● The exercise
Transcribe the records that follow. Keep every word exactly, and drop the pictures.

[Dataset items]
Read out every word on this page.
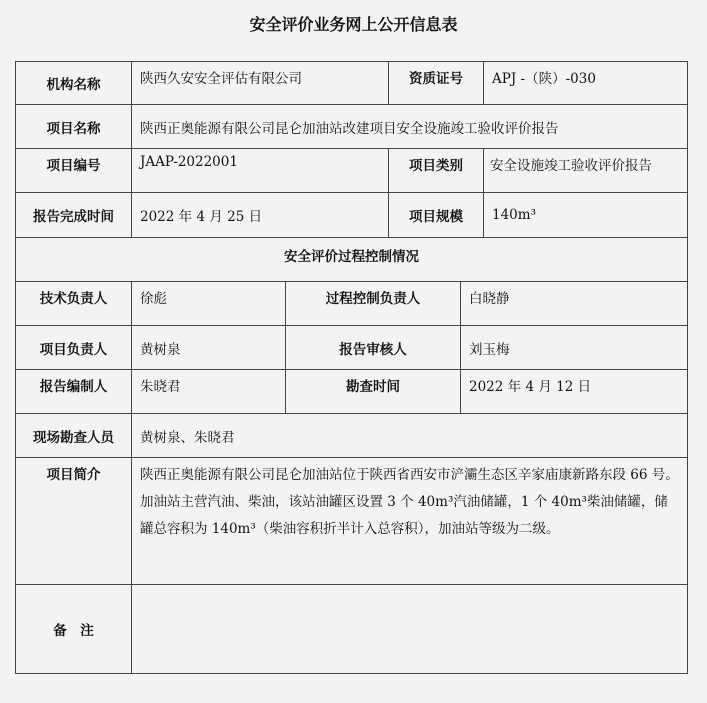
安全评价业务网上公开信息表
机构名称	陕西久安安全评估有限公司	资质证号	APJ -（陕）-030
项目名称	陕西正奥能源有限公司昆仑加油站改建项目安全设施竣工验收评价报告
项目编号	JAAP-2022001	项目类别	安全设施竣工验收评价报告
报告完成时间	2022 年 4 月 25 日	项目规模	140m³
安全评价过程控制情况
技术负责人	徐彪	过程控制负责人	白晓静
项目负责人	黄树泉	报告审核人	刘玉梅
报告编制人	朱晓君	勘查时间	2022 年 4 月 12 日
现场勘查人员	黄树泉、朱晓君
项目简介	陕西正奥能源有限公司昆仑加油站位于陕西省西安市浐灞生态区辛家庙康新路东段 66 号。加油站主营汽油、柴油，该站油罐区设置 3 个 40m³汽油储罐，1 个 40m³柴油储罐，储罐总容积为 140m³（柴油容积折半计入总容积），加油站等级为二级。
备　注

● Solution to the exercise
Read out every word on this page.
安全评价业务网上公开信息表
机构名称	陕西久安安全评估有限公司	资质证号	APJ -（陕）-030
项目名称	陕西正奥能源有限公司昆仑加油站改建项目安全设施竣工验收评价报告
项目编号	JAAP-2022001	项目类别	安全设施竣工验收评价报告
报告完成时间	2022 年 4 月 25 日	项目规模	140m³
安全评价过程控制情况
技术负责人	徐彪	过程控制负责人	白晓静
项目负责人	黄树泉	报告审核人	刘玉梅
报告编制人	朱晓君	勘查时间	2022 年 4 月 12 日
现场勘查人员	黄树泉、朱晓君
项目简介	陕西正奥能源有限公司昆仑加油站位于陕西省西安市浐灞生态区辛家庙康新路东段 66 号。加油站主营汽油、柴油，该站油罐区设置 3 个 40m³汽油储罐，1 个 40m³柴油储罐，储罐总容积为 140m³（柴油容积折半计入总容积），加油站等级为二级。
备　注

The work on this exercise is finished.